Task objective -> Word for word, transcribe the lines below and drop the pictures.

*** Dataset excerpts ***

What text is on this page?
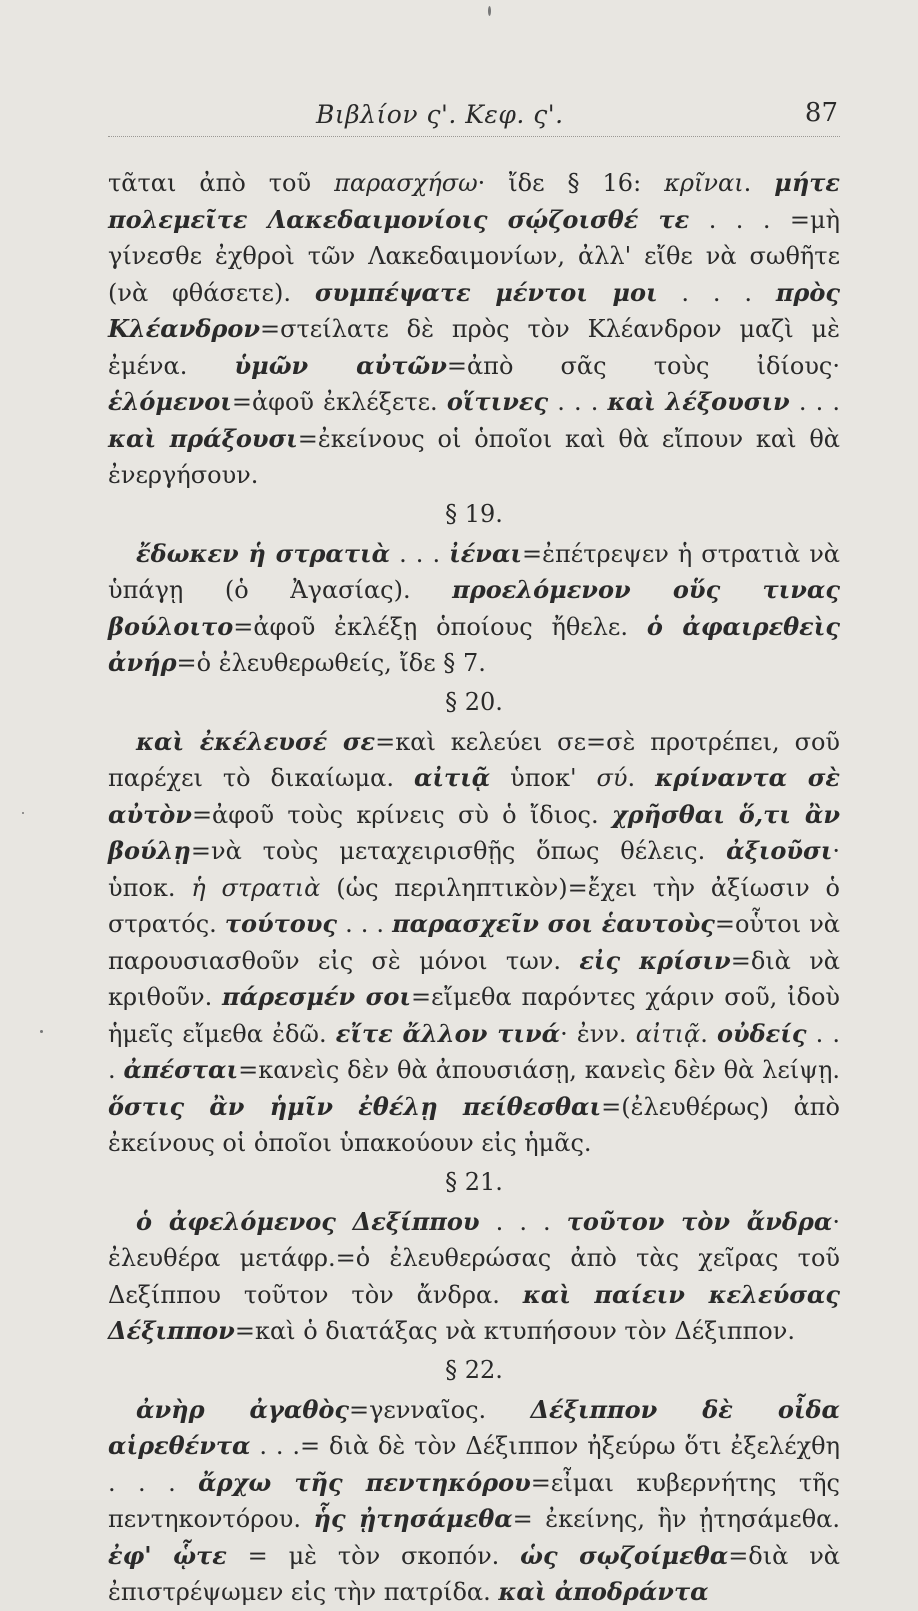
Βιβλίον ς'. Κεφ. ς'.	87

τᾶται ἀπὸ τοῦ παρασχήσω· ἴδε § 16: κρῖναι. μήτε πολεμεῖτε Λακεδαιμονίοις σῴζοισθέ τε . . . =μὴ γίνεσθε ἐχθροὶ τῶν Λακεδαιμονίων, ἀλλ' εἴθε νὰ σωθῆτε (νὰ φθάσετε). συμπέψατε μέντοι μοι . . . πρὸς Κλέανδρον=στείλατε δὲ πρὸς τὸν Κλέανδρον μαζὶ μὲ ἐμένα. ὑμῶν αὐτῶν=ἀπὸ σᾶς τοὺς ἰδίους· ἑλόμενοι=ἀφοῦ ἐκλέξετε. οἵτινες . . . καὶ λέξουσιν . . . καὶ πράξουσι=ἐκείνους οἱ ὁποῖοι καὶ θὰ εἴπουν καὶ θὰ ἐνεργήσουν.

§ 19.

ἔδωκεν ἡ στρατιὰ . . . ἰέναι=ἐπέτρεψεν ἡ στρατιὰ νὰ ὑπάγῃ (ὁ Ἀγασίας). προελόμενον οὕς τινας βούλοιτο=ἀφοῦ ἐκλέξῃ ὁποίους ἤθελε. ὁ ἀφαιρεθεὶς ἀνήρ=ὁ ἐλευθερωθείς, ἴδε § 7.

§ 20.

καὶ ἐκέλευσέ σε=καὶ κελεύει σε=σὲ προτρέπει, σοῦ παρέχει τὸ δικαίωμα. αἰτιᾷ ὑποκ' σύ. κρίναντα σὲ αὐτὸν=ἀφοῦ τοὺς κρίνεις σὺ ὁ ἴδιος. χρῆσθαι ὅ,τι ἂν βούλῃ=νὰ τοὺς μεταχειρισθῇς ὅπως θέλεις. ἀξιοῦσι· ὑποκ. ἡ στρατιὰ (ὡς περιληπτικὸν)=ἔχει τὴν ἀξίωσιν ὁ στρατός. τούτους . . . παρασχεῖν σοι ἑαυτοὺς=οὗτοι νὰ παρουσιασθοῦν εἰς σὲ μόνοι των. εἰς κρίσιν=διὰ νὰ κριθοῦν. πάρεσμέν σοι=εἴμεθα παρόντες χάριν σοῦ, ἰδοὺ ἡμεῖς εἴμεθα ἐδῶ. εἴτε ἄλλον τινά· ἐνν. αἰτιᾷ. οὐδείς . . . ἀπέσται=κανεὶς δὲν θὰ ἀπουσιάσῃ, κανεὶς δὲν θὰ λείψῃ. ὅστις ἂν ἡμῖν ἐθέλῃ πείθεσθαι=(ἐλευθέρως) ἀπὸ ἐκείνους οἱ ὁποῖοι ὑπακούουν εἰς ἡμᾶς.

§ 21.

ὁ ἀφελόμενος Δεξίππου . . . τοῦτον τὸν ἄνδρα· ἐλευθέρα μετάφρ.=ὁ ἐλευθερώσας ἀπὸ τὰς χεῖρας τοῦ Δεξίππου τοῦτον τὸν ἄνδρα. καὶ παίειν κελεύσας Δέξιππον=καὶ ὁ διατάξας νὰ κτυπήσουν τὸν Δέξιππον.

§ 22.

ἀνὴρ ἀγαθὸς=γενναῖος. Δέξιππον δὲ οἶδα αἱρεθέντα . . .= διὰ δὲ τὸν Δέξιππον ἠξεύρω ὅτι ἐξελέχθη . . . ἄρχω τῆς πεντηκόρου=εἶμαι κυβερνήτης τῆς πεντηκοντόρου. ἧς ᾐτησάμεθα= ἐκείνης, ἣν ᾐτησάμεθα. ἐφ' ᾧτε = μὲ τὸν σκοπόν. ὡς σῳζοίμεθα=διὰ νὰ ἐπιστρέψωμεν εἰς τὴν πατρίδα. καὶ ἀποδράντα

***

Full answer ->
What text is on this page?
Βιβλίον ς'. Κεφ. ς'.	87

τᾶται ἀπὸ τοῦ παρασχήσω· ἴδε § 16: κρῖναι. μήτε πολεμεῖτε Λακεδαιμονίοις σῴζοισθέ τε . . . =μὴ γίνεσθε ἐχθροὶ τῶν Λακεδαιμονίων, ἀλλ' εἴθε νὰ σωθῆτε (νὰ φθάσετε). συμπέψατε μέντοι μοι . . . πρὸς Κλέανδρον=στείλατε δὲ πρὸς τὸν Κλέανδρον μαζὶ μὲ ἐμένα. ὑμῶν αὐτῶν=ἀπὸ σᾶς τοὺς ἰδίους· ἑλόμενοι=ἀφοῦ ἐκλέξετε. οἵτινες . . . καὶ λέξουσιν . . . καὶ πράξουσι=ἐκείνους οἱ ὁποῖοι καὶ θὰ εἴπουν καὶ θὰ ἐνεργήσουν.

§ 19.

ἔδωκεν ἡ στρατιὰ . . . ἰέναι=ἐπέτρεψεν ἡ στρατιὰ νὰ ὑπάγῃ (ὁ Ἀγασίας). προελόμενον οὕς τινας βούλοιτο=ἀφοῦ ἐκλέξῃ ὁποίους ἤθελε. ὁ ἀφαιρεθεὶς ἀνήρ=ὁ ἐλευθερωθείς, ἴδε § 7.

§ 20.

καὶ ἐκέλευσέ σε=καὶ κελεύει σε=σὲ προτρέπει, σοῦ παρέχει τὸ δικαίωμα. αἰτιᾷ ὑποκ' σύ. κρίναντα σὲ αὐτὸν=ἀφοῦ τοὺς κρίνεις σὺ ὁ ἴδιος. χρῆσθαι ὅ,τι ἂν βούλῃ=νὰ τοὺς μεταχειρισθῇς ὅπως θέλεις. ἀξιοῦσι· ὑποκ. ἡ στρατιὰ (ὡς περιληπτικὸν)=ἔχει τὴν ἀξίωσιν ὁ στρατός. τούτους . . . παρασχεῖν σοι ἑαυτοὺς=οὗτοι νὰ παρουσιασθοῦν εἰς σὲ μόνοι των. εἰς κρίσιν=διὰ νὰ κριθοῦν. πάρεσμέν σοι=εἴμεθα παρόντες χάριν σοῦ, ἰδοὺ ἡμεῖς εἴμεθα ἐδῶ. εἴτε ἄλλον τινά· ἐνν. αἰτιᾷ. οὐδείς . . . ἀπέσται=κανεὶς δὲν θὰ ἀπουσιάσῃ, κανεὶς δὲν θὰ λείψῃ. ὅστις ἂν ἡμῖν ἐθέλῃ πείθεσθαι=(ἐλευθέρως) ἀπὸ ἐκείνους οἱ ὁποῖοι ὑπακούουν εἰς ἡμᾶς.

§ 21.

ὁ ἀφελόμενος Δεξίππου . . . τοῦτον τὸν ἄνδρα· ἐλευθέρα μετάφρ.=ὁ ἐλευθερώσας ἀπὸ τὰς χεῖρας τοῦ Δεξίππου τοῦτον τὸν ἄνδρα. καὶ παίειν κελεύσας Δέξιππον=καὶ ὁ διατάξας νὰ κτυπήσουν τὸν Δέξιππον.

§ 22.

ἀνὴρ ἀγαθὸς=γενναῖος. Δέξιππον δὲ οἶδα αἱρεθέντα . . .= διὰ δὲ τὸν Δέξιππον ἠξεύρω ὅτι ἐξελέχθη . . . ἄρχω τῆς πεντηκόρου=εἶμαι κυβερνήτης τῆς πεντηκοντόρου. ἧς ᾐτησάμεθα= ἐκείνης, ἣν ᾐτησάμεθα. ἐφ' ᾧτε = μὲ τὸν σκοπόν. ὡς σῳζοίμεθα=διὰ νὰ ἐπιστρέψωμεν εἰς τὴν πατρίδα. καὶ ἀποδράντα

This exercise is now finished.